- RAW RECORDS -
* BEGIN *
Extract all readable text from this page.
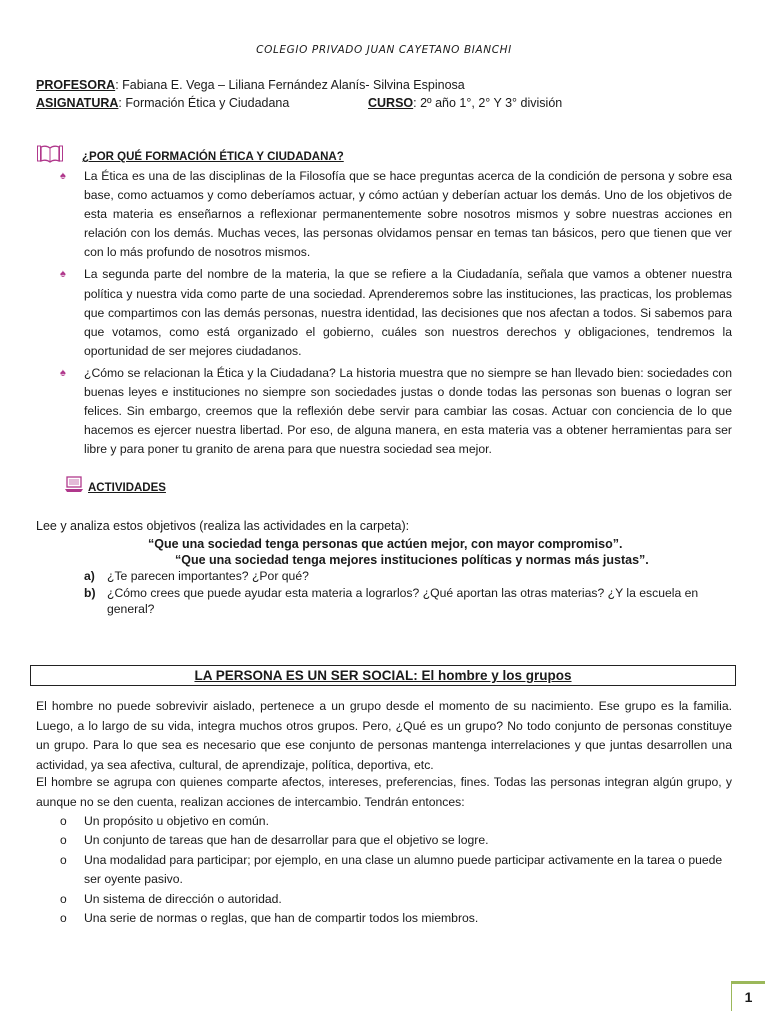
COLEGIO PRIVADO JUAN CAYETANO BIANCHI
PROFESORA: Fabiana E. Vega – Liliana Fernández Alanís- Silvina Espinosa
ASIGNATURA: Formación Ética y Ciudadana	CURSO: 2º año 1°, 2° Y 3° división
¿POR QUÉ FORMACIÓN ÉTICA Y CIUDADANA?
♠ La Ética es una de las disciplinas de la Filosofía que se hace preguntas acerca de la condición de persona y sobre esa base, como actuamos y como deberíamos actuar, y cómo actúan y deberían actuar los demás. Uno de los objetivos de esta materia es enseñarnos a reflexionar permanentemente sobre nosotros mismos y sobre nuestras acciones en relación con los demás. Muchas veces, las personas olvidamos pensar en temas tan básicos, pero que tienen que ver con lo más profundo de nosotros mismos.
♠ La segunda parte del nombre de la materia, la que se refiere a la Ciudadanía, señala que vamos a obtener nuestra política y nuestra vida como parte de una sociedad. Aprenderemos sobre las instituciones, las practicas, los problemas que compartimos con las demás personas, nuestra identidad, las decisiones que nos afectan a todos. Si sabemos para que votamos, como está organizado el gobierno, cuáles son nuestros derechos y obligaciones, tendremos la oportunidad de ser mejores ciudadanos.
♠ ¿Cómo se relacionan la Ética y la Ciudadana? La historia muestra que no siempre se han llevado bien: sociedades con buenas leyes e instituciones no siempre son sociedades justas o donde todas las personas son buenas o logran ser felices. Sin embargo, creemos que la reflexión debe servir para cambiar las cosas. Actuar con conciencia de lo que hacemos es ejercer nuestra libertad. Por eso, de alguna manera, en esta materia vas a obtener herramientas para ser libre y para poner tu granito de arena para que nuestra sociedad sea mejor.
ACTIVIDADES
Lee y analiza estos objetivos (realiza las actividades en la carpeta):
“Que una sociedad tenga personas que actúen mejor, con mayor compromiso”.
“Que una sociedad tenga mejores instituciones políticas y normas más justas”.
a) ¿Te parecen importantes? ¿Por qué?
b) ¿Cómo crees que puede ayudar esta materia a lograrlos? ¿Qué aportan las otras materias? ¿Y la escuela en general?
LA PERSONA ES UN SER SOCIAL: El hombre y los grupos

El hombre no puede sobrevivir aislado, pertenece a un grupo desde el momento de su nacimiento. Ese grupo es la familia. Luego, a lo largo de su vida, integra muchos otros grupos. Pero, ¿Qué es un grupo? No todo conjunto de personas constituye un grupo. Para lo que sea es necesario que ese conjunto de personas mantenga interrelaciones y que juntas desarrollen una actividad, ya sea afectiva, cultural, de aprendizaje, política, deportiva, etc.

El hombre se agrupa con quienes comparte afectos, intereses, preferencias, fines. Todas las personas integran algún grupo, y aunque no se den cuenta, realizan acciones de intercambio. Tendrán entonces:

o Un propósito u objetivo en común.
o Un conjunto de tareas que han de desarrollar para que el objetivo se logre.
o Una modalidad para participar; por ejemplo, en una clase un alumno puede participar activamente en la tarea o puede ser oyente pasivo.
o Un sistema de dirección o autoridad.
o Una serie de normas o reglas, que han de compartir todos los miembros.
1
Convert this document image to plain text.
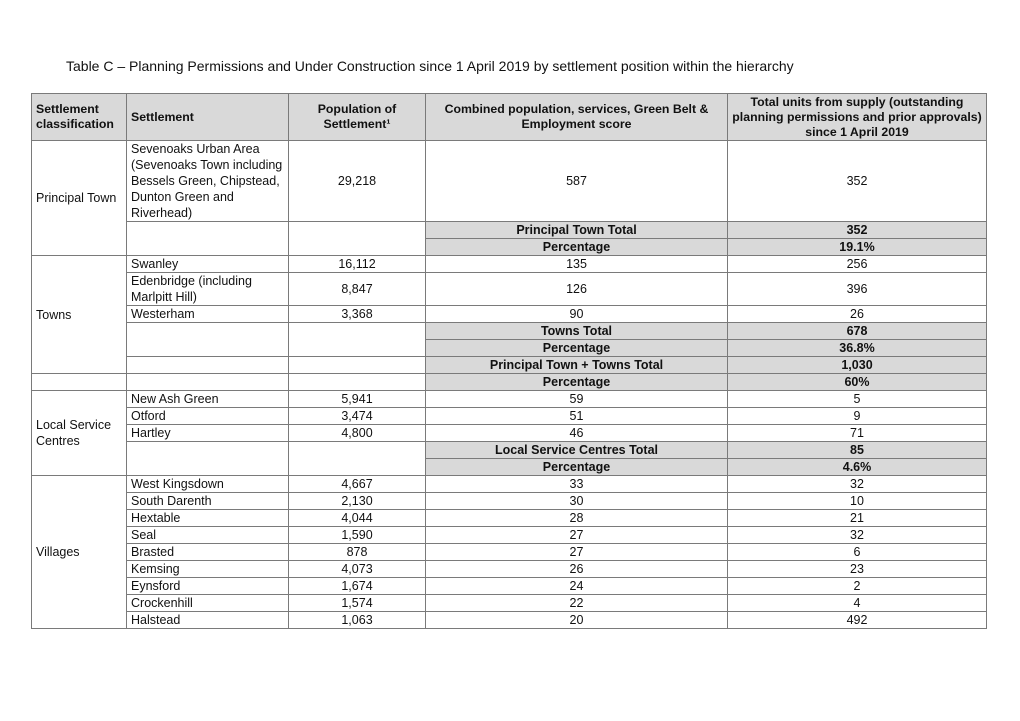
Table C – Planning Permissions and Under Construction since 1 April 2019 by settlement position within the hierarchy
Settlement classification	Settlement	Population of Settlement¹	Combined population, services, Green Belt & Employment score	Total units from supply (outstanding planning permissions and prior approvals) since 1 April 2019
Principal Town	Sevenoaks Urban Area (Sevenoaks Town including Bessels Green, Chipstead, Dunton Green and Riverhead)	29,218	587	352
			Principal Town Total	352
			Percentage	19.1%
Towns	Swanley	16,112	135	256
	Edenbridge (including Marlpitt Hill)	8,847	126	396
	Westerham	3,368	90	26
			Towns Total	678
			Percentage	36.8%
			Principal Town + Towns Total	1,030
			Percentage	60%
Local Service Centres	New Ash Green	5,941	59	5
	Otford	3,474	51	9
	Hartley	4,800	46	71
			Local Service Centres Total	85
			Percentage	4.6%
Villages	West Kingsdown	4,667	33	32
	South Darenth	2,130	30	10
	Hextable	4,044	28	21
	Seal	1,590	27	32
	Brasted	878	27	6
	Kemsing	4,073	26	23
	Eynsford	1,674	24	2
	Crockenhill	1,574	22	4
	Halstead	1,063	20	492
* END *
- DESCRIPTION OF THE TASK -
Transcribe the whole listing, character for character, but not its images.

- FINISHED TASK -
Extract all readable text from this page.
COLEGIO PRIVADO JUAN CAYETANO BIANCHI
PROFESORA: Fabiana E. Vega – Liliana Fernández Alanís- Silvina Espinosa
ASIGNATURA: Formación Ética y Ciudadana	CURSO: 2º año 1°, 2° Y 3° división
¿POR QUÉ FORMACIÓN ÉTICA Y CIUDADANA?
♠ La Ética es una de las disciplinas de la Filosofía que se hace preguntas acerca de la condición de persona y sobre esa base, como actuamos y como deberíamos actuar, y cómo actúan y deberían actuar los demás. Uno de los objetivos de esta materia es enseñarnos a reflexionar permanentemente sobre nosotros mismos y sobre nuestras acciones en relación con los demás. Muchas veces, las personas olvidamos pensar en temas tan básicos, pero que tienen que ver con lo más profundo de nosotros mismos.
♠ La segunda parte del nombre de la materia, la que se refiere a la Ciudadanía, señala que vamos a obtener nuestra política y nuestra vida como parte de una sociedad. Aprenderemos sobre las instituciones, las practicas, los problemas que compartimos con las demás personas, nuestra identidad, las decisiones que nos afectan a todos. Si sabemos para que votamos, como está organizado el gobierno, cuáles son nuestros derechos y obligaciones, tendremos la oportunidad de ser mejores ciudadanos.
♠ ¿Cómo se relacionan la Ética y la Ciudadana? La historia muestra que no siempre se han llevado bien: sociedades con buenas leyes e instituciones no siempre son sociedades justas o donde todas las personas son buenas o logran ser felices. Sin embargo, creemos que la reflexión debe servir para cambiar las cosas. Actuar con conciencia de lo que hacemos es ejercer nuestra libertad. Por eso, de alguna manera, en esta materia vas a obtener herramientas para ser libre y para poner tu granito de arena para que nuestra sociedad sea mejor.
ACTIVIDADES
Lee y analiza estos objetivos (realiza las actividades en la carpeta):
“Que una sociedad tenga personas que actúen mejor, con mayor compromiso”.
“Que una sociedad tenga mejores instituciones políticas y normas más justas”.
a) ¿Te parecen importantes? ¿Por qué?
b) ¿Cómo crees que puede ayudar esta materia a lograrlos? ¿Qué aportan las otras materias? ¿Y la escuela en general?
LA PERSONA ES UN SER SOCIAL: El hombre y los grupos

El hombre no puede sobrevivir aislado, pertenece a un grupo desde el momento de su nacimiento. Ese grupo es la familia. Luego, a lo largo de su vida, integra muchos otros grupos. Pero, ¿Qué es un grupo? No todo conjunto de personas constituye un grupo. Para lo que sea es necesario que ese conjunto de personas mantenga interrelaciones y que juntas desarrollen una actividad, ya sea afectiva, cultural, de aprendizaje, política, deportiva, etc.

El hombre se agrupa con quienes comparte afectos, intereses, preferencias, fines. Todas las personas integran algún grupo, y aunque no se den cuenta, realizan acciones de intercambio. Tendrán entonces:

o Un propósito u objetivo en común.
o Un conjunto de tareas que han de desarrollar para que el objetivo se logre.
o Una modalidad para participar; por ejemplo, en una clase un alumno puede participar activamente en la tarea o puede ser oyente pasivo.
o Un sistema de dirección o autoridad.
o Una serie de normas o reglas, que han de compartir todos los miembros.
1
Convert this document image to plain text.
Table C – Planning Permissions and Under Construction since 1 April 2019 by settlement position within the hierarchy
Settlement classification	Settlement	Population of Settlement¹	Combined population, services, Green Belt & Employment score	Total units from supply (outstanding planning permissions and prior approvals) since 1 April 2019
Principal Town	Sevenoaks Urban Area (Sevenoaks Town including Bessels Green, Chipstead, Dunton Green and Riverhead)	29,218	587	352
			Principal Town Total	352
			Percentage	19.1%
Towns	Swanley	16,112	135	256
	Edenbridge (including Marlpitt Hill)	8,847	126	396
	Westerham	3,368	90	26
			Towns Total	678
			Percentage	36.8%
			Principal Town + Towns Total	1,030
			Percentage	60%
Local Service Centres	New Ash Green	5,941	59	5
	Otford	3,474	51	9
	Hartley	4,800	46	71
			Local Service Centres Total	85
			Percentage	4.6%
Villages	West Kingsdown	4,667	33	32
	South Darenth	2,130	30	10
	Hextable	4,044	28	21
	Seal	1,590	27	32
	Brasted	878	27	6
	Kemsing	4,073	26	23
	Eynsford	1,674	24	2
	Crockenhill	1,574	22	4
	Halstead	1,063	20	492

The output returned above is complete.